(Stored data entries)
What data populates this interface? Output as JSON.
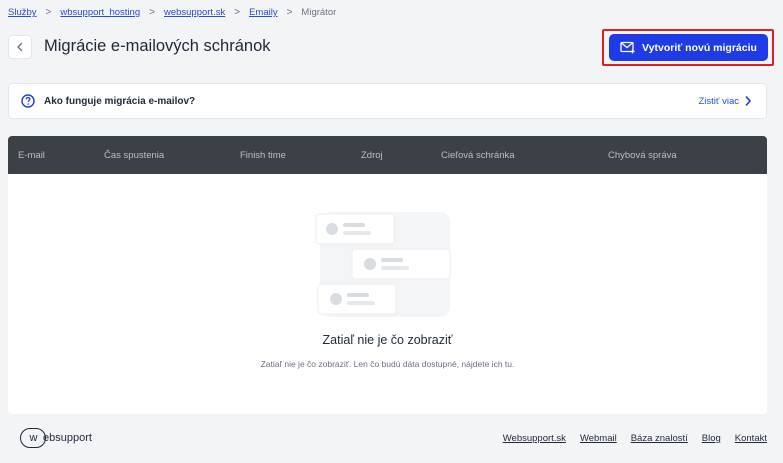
{
  "breadcrumb": {
    "items": [
      "Služby",
      "wbsupport_hosting",
      "websupport.sk",
      "Emaily"
    ],
    "current": "Migrátor"
  },
  "header": {
    "title": "Migrácie e-mailových schránok",
    "cta_label": "Vytvoriť novú migráciu"
  },
  "info_bar": {
    "title": "Ako funguje migrácia e-mailov?",
    "link_label": "Zistiť viac"
  },
  "table": {
    "columns": [
      "E-mail",
      "Čas spustenia",
      "Finish time",
      "Zdroj",
      "Cieľová schránka",
      "Chybová správa"
    ]
  },
  "empty_state": {
    "title": "Zatiaľ nie je čo zobraziť",
    "subtitle": "Zatiaľ nie je čo zobraziť. Len čo budú dáta dostupné, nájdete ich tu."
  },
  "footer": {
    "logo_text": "ebsupport",
    "logo_mark": "w",
    "links": [
      "Websupport.sk",
      "Webmail",
      "Báza znalostí",
      "Blog",
      "Kontakt"
    ]
  },
  "colors": {
    "primary": "#1f3be6",
    "link": "#2b4bd8",
    "table_header": "#3c4147",
    "highlight": "#e11d26"
  }
}
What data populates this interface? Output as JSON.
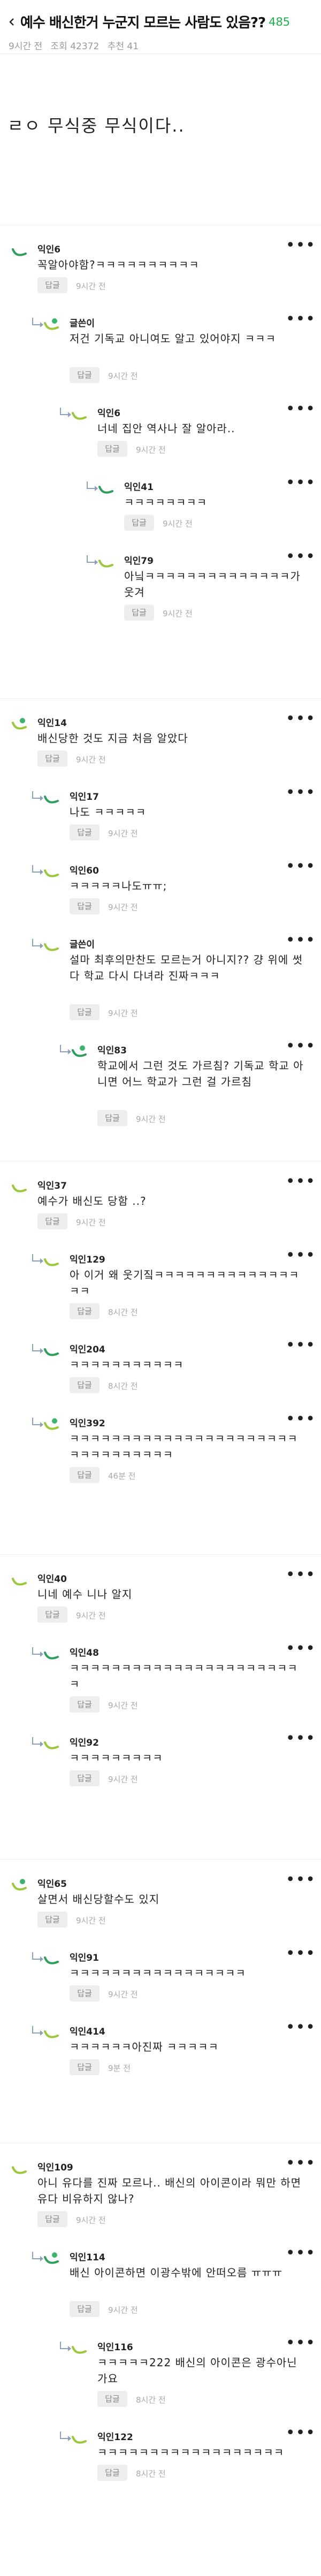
{
  "post": {
    "title": "예수 배신한거 누군지 모르는 사람도 있음??",
    "comment_count": "485",
    "time": "9시간 전",
    "views": "조회 42372",
    "recommend": "추천 41",
    "body": "ㄹㅇ 무식중 무식이다.."
  },
  "ui": {
    "reply_label": "답글",
    "more": "•••"
  },
  "colors": {
    "accent": "#1db24a",
    "reply_bg": "#eeeeee"
  },
  "threads": [
    {
      "root": {
        "nick": "익인6",
        "text": "꼭알아야함?ㅋㅋㅋㅋㅋㅋㅋㅋㅋㅋ",
        "time": "9시간 전"
      },
      "replies": [
        {
          "depth": 1,
          "nick": "글쓴이",
          "text": "저건 기독교 아니여도 알고 있어야지 ㅋㅋㅋ",
          "time": "9시간 전"
        },
        {
          "depth": 2,
          "nick": "익인6",
          "text": "너네 집안 역사나 잘 알아라..",
          "time": "9시간 전"
        },
        {
          "depth": 3,
          "nick": "익인41",
          "text": "ㅋㅋㅋㅋㅋㅋㅋㅋ",
          "time": "9시간 전"
        },
        {
          "depth": 3,
          "nick": "익인79",
          "text": "아닠ㅋㅋㅋㅋㅋㅋㅋㅋㅋㅋㅋㅋㅋㅋ가웃겨",
          "time": "9시간 전"
        }
      ]
    },
    {
      "root": {
        "nick": "익인14",
        "text": "배신당한 것도 지금 처음 알았다",
        "time": "9시간 전"
      },
      "replies": [
        {
          "depth": 1,
          "nick": "익인17",
          "text": "나도 ㅋㅋㅋㅋㅋ",
          "time": "9시간 전"
        },
        {
          "depth": 1,
          "nick": "익인60",
          "text": "ㅋㅋㅋㅋㅋ나도ㅠㅠ;",
          "time": "9시간 전"
        },
        {
          "depth": 1,
          "nick": "글쓴이",
          "text": "설마 최후의만찬도 모르는거 아니지?? 걍 위에 썻다 학교 다시 다녀라 진짜ㅋㅋㅋ",
          "time": "9시간 전"
        },
        {
          "depth": 2,
          "nick": "익인83",
          "text": "학교에서 그런 것도 가르침? 기독교 학교 아니면 어느 학교가 그런 걸 가르침",
          "time": "9시간 전"
        }
      ]
    },
    {
      "root": {
        "nick": "익인37",
        "text": "예수가 배신도 당함 ..?",
        "time": "9시간 전"
      },
      "replies": [
        {
          "depth": 1,
          "nick": "익인129",
          "text": "아 이거 왜 웃기짘ㅋㅋㅋㅋㅋㅋㅋㅋㅋㅋㅋㅋㅋㅋㅋㅋ",
          "time": "8시간 전"
        },
        {
          "depth": 1,
          "nick": "익인204",
          "text": "ㅋㅋㅋㅋㅋㅋㅋㅋㅋㅋㅋ",
          "time": "8시간 전"
        },
        {
          "depth": 1,
          "nick": "익인392",
          "text": "ㅋㅋㅋㅋㅋㅋㅋㅋㅋㅋㅋㅋㅋㅋㅋㅋㅋㅋㅋㅋㅋㅋㅋㅋㅋㅋㅋㅋㅋㅋㅋㅋ",
          "time": "46분 전"
        }
      ]
    },
    {
      "root": {
        "nick": "익인40",
        "text": "니네 예수 니나 알지",
        "time": "9시간 전"
      },
      "replies": [
        {
          "depth": 1,
          "nick": "익인48",
          "text": "ㅋㅋㅋㅋㅋㅋㅋㅋㅋㅋㅋㅋㅋㅋㅋㅋㅋㅋㅋㅋㅋㅋㅋ",
          "time": "9시간 전"
        },
        {
          "depth": 1,
          "nick": "익인92",
          "text": "ㅋㅋㅋㅋㅋㅋㅋㅋㅋ",
          "time": "9시간 전"
        }
      ]
    },
    {
      "root": {
        "nick": "익인65",
        "text": "살면서 배신당할수도 있지",
        "time": "9시간 전"
      },
      "replies": [
        {
          "depth": 1,
          "nick": "익인91",
          "text": "ㅋㅋㅋㅋㅋㅋㅋㅋㅋㅋㅋㅋㅋㅋㅋㅋㅋ",
          "time": "9시간 전"
        },
        {
          "depth": 1,
          "nick": "익인414",
          "text": "ㅋㅋㅋㅋㅋㅋ아진짜 ㅋㅋㅋㅋㅋ",
          "time": "9분 전"
        }
      ]
    },
    {
      "root": {
        "nick": "익인109",
        "text": "아니 유다를 진짜 모르나.. 배신의 아이콘이라 뭐만 하면 유다 비유하지 않나?",
        "time": "9시간 전"
      },
      "replies": [
        {
          "depth": 1,
          "nick": "익인114",
          "text": "배신 아이콘하면 이광수밖에 안떠오름 ㅠㅠㅠ",
          "time": "9시간 전"
        },
        {
          "depth": 2,
          "nick": "익인116",
          "text": "ㅋㅋㅋㅋㅋ222 배신의 아이콘은 광수아닌가요",
          "time": "8시간 전"
        },
        {
          "depth": 2,
          "nick": "익인122",
          "text": "ㅋㅋㅋㅋㅋㅋㅋㅋㅋㅋㅋㅋㅋㅋㅋㅋㅋㅋ",
          "time": "8시간 전"
        }
      ]
    }
  ]
}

WORK TO COMPLETE =
Copy each line above precisely, dropping the pictures.

RESULT OF THE EXERCISE =
What data populates this interface? Output as JSON.
{
  "breadcrumb": {
    "items": [
      "Služby",
      "wbsupport_hosting",
      "websupport.sk",
      "Emaily"
    ],
    "current": "Migrátor"
  },
  "header": {
    "title": "Migrácie e-mailových schránok",
    "cta_label": "Vytvoriť novú migráciu"
  },
  "info_bar": {
    "title": "Ako funguje migrácia e-mailov?",
    "link_label": "Zistiť viac"
  },
  "table": {
    "columns": [
      "E-mail",
      "Čas spustenia",
      "Finish time",
      "Zdroj",
      "Cieľová schránka",
      "Chybová správa"
    ]
  },
  "empty_state": {
    "title": "Zatiaľ nie je čo zobraziť",
    "subtitle": "Zatiaľ nie je čo zobraziť. Len čo budú dáta dostupné, nájdete ich tu."
  },
  "footer": {
    "logo_text": "ebsupport",
    "logo_mark": "w",
    "links": [
      "Websupport.sk",
      "Webmail",
      "Báza znalostí",
      "Blog",
      "Kontakt"
    ]
  },
  "colors": {
    "primary": "#1f3be6",
    "link": "#2b4bd8",
    "table_header": "#3c4147",
    "highlight": "#e11d26"
  }
}
What data populates this interface? Output as JSON.
{
  "post": {
    "title": "예수 배신한거 누군지 모르는 사람도 있음??",
    "comment_count": "485",
    "time": "9시간 전",
    "views": "조회 42372",
    "recommend": "추천 41",
    "body": "ㄹㅇ 무식중 무식이다.."
  },
  "ui": {
    "reply_label": "답글",
    "more": "•••"
  },
  "colors": {
    "accent": "#1db24a",
    "reply_bg": "#eeeeee"
  },
  "threads": [
    {
      "root": {
        "nick": "익인6",
        "text": "꼭알아야함?ㅋㅋㅋㅋㅋㅋㅋㅋㅋㅋ",
        "time": "9시간 전"
      },
      "replies": [
        {
          "depth": 1,
          "nick": "글쓴이",
          "text": "저건 기독교 아니여도 알고 있어야지 ㅋㅋㅋ",
          "time": "9시간 전"
        },
        {
          "depth": 2,
          "nick": "익인6",
          "text": "너네 집안 역사나 잘 알아라..",
          "time": "9시간 전"
        },
        {
          "depth": 3,
          "nick": "익인41",
          "text": "ㅋㅋㅋㅋㅋㅋㅋㅋ",
          "time": "9시간 전"
        },
        {
          "depth": 3,
          "nick": "익인79",
          "text": "아닠ㅋㅋㅋㅋㅋㅋㅋㅋㅋㅋㅋㅋㅋㅋ가웃겨",
          "time": "9시간 전"
        }
      ]
    },
    {
      "root": {
        "nick": "익인14",
        "text": "배신당한 것도 지금 처음 알았다",
        "time": "9시간 전"
      },
      "replies": [
        {
          "depth": 1,
          "nick": "익인17",
          "text": "나도 ㅋㅋㅋㅋㅋ",
          "time": "9시간 전"
        },
        {
          "depth": 1,
          "nick": "익인60",
          "text": "ㅋㅋㅋㅋㅋ나도ㅠㅠ;",
          "time": "9시간 전"
        },
        {
          "depth": 1,
          "nick": "글쓴이",
          "text": "설마 최후의만찬도 모르는거 아니지?? 걍 위에 썻다 학교 다시 다녀라 진짜ㅋㅋㅋ",
          "time": "9시간 전"
        },
        {
          "depth": 2,
          "nick": "익인83",
          "text": "학교에서 그런 것도 가르침? 기독교 학교 아니면 어느 학교가 그런 걸 가르침",
          "time": "9시간 전"
        }
      ]
    },
    {
      "root": {
        "nick": "익인37",
        "text": "예수가 배신도 당함 ..?",
        "time": "9시간 전"
      },
      "replies": [
        {
          "depth": 1,
          "nick": "익인129",
          "text": "아 이거 왜 웃기짘ㅋㅋㅋㅋㅋㅋㅋㅋㅋㅋㅋㅋㅋㅋㅋㅋ",
          "time": "8시간 전"
        },
        {
          "depth": 1,
          "nick": "익인204",
          "text": "ㅋㅋㅋㅋㅋㅋㅋㅋㅋㅋㅋ",
          "time": "8시간 전"
        },
        {
          "depth": 1,
          "nick": "익인392",
          "text": "ㅋㅋㅋㅋㅋㅋㅋㅋㅋㅋㅋㅋㅋㅋㅋㅋㅋㅋㅋㅋㅋㅋㅋㅋㅋㅋㅋㅋㅋㅋㅋㅋ",
          "time": "46분 전"
        }
      ]
    },
    {
      "root": {
        "nick": "익인40",
        "text": "니네 예수 니나 알지",
        "time": "9시간 전"
      },
      "replies": [
        {
          "depth": 1,
          "nick": "익인48",
          "text": "ㅋㅋㅋㅋㅋㅋㅋㅋㅋㅋㅋㅋㅋㅋㅋㅋㅋㅋㅋㅋㅋㅋㅋ",
          "time": "9시간 전"
        },
        {
          "depth": 1,
          "nick": "익인92",
          "text": "ㅋㅋㅋㅋㅋㅋㅋㅋㅋ",
          "time": "9시간 전"
        }
      ]
    },
    {
      "root": {
        "nick": "익인65",
        "text": "살면서 배신당할수도 있지",
        "time": "9시간 전"
      },
      "replies": [
        {
          "depth": 1,
          "nick": "익인91",
          "text": "ㅋㅋㅋㅋㅋㅋㅋㅋㅋㅋㅋㅋㅋㅋㅋㅋㅋ",
          "time": "9시간 전"
        },
        {
          "depth": 1,
          "nick": "익인414",
          "text": "ㅋㅋㅋㅋㅋㅋ아진짜 ㅋㅋㅋㅋㅋ",
          "time": "9분 전"
        }
      ]
    },
    {
      "root": {
        "nick": "익인109",
        "text": "아니 유다를 진짜 모르나.. 배신의 아이콘이라 뭐만 하면 유다 비유하지 않나?",
        "time": "9시간 전"
      },
      "replies": [
        {
          "depth": 1,
          "nick": "익인114",
          "text": "배신 아이콘하면 이광수밖에 안떠오름 ㅠㅠㅠ",
          "time": "9시간 전"
        },
        {
          "depth": 2,
          "nick": "익인116",
          "text": "ㅋㅋㅋㅋㅋ222 배신의 아이콘은 광수아닌가요",
          "time": "8시간 전"
        },
        {
          "depth": 2,
          "nick": "익인122",
          "text": "ㅋㅋㅋㅋㅋㅋㅋㅋㅋㅋㅋㅋㅋㅋㅋㅋㅋㅋ",
          "time": "8시간 전"
        }
      ]
    }
  ]
}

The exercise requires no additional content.